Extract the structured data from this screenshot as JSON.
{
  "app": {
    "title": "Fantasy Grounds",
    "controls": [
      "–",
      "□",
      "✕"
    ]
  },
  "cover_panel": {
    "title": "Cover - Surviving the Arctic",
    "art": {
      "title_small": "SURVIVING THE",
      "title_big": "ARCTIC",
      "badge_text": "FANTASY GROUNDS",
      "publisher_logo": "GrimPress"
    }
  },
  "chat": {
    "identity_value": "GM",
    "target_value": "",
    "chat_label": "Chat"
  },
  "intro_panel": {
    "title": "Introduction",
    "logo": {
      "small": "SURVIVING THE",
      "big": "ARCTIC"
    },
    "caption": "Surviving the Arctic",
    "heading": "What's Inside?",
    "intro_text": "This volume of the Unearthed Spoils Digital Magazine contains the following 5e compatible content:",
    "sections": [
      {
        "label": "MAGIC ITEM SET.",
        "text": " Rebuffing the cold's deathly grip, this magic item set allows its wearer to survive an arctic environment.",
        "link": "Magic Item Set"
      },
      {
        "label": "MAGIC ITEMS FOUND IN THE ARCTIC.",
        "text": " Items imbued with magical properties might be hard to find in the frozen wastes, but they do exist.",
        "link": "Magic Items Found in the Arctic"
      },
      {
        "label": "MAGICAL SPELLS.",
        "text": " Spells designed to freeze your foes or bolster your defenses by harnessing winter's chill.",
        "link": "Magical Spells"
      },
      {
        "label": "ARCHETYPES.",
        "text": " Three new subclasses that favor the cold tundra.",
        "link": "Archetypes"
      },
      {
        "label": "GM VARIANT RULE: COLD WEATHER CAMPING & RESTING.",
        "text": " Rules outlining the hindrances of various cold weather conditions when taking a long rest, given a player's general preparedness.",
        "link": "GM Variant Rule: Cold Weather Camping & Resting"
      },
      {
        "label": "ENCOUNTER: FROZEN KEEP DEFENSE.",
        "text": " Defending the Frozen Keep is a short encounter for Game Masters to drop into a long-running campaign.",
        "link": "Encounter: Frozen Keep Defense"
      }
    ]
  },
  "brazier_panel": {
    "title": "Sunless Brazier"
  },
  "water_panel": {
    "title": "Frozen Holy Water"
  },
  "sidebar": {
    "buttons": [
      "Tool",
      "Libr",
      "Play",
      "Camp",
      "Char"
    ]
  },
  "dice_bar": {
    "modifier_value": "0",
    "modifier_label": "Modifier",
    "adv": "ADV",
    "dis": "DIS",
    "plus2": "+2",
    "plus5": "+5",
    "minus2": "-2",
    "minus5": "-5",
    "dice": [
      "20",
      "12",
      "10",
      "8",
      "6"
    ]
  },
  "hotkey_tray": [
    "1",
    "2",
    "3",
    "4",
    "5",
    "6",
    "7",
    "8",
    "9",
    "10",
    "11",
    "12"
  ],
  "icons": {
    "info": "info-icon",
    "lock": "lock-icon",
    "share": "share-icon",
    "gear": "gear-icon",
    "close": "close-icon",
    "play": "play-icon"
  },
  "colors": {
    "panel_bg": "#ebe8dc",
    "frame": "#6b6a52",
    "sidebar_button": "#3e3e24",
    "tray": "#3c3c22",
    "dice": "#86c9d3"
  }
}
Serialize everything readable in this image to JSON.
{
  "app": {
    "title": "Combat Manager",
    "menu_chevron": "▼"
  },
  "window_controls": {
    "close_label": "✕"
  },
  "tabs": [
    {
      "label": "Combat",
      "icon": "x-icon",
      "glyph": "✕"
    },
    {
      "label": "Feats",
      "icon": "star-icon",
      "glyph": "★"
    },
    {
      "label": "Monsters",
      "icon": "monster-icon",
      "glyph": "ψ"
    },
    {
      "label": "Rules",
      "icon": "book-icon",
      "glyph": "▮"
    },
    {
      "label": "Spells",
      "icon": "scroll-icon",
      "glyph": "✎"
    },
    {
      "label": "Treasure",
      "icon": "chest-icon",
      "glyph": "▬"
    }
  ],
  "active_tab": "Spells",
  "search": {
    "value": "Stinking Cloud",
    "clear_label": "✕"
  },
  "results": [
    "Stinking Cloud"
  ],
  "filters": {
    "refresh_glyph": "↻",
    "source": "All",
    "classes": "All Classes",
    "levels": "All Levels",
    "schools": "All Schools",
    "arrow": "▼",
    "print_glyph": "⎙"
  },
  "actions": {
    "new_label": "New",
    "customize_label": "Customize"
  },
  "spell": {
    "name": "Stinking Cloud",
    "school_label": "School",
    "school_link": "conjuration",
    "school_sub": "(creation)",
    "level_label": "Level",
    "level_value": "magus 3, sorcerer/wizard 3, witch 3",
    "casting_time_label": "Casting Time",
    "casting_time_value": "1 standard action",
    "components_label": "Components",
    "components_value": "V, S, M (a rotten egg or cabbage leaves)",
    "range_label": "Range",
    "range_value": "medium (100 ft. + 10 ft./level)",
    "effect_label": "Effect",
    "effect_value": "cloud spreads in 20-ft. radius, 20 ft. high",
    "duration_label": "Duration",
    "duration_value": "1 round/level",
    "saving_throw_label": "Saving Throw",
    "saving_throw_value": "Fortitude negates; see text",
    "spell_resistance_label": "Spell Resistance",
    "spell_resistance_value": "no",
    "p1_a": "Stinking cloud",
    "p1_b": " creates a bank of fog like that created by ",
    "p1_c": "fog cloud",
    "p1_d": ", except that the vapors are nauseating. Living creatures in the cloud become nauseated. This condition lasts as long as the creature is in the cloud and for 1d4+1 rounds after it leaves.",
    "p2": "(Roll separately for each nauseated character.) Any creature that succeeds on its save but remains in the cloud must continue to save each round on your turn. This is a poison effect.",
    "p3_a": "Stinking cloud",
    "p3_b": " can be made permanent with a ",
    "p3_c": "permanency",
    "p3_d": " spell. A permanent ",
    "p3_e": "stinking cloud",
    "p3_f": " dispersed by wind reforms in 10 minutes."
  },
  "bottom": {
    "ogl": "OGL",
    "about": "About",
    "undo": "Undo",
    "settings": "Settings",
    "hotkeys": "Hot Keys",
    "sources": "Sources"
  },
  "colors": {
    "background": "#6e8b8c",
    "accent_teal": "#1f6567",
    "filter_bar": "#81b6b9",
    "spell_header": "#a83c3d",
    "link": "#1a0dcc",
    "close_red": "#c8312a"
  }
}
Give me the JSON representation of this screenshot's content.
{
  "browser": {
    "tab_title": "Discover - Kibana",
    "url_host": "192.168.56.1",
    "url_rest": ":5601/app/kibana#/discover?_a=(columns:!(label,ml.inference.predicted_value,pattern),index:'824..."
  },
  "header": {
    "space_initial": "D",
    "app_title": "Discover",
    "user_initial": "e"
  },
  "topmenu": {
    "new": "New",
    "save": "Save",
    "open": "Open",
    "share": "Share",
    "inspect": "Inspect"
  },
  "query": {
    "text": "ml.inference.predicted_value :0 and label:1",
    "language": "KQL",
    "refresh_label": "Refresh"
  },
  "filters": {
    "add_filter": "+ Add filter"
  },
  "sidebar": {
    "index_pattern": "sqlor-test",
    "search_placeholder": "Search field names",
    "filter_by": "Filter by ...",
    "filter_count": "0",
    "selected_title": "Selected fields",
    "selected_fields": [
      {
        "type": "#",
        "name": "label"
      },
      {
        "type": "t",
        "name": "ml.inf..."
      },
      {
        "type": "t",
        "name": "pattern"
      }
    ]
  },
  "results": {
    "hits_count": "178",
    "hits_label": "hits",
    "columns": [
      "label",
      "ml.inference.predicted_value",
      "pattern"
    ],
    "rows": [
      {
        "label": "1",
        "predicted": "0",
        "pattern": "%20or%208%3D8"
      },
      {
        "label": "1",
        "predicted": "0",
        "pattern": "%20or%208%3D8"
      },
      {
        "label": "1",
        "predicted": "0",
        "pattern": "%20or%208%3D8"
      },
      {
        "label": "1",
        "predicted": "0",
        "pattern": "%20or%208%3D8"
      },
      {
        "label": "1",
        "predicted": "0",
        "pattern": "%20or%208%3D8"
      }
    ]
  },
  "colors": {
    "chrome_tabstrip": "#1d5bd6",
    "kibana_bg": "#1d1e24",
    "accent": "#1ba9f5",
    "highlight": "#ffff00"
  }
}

---------------

### What the exercise asks
Gather each line in the data that holds the string "your".

### Solution to the problem
        "text": " Spells designed to freeze your foes or bolster your defenses by harnessing winter's chill.",
    "p2": "(Roll separately for each nauseated character.) Any creature that succeeds on its save but remains in the cloud must continue to save each round on your turn. This is a poison effect.",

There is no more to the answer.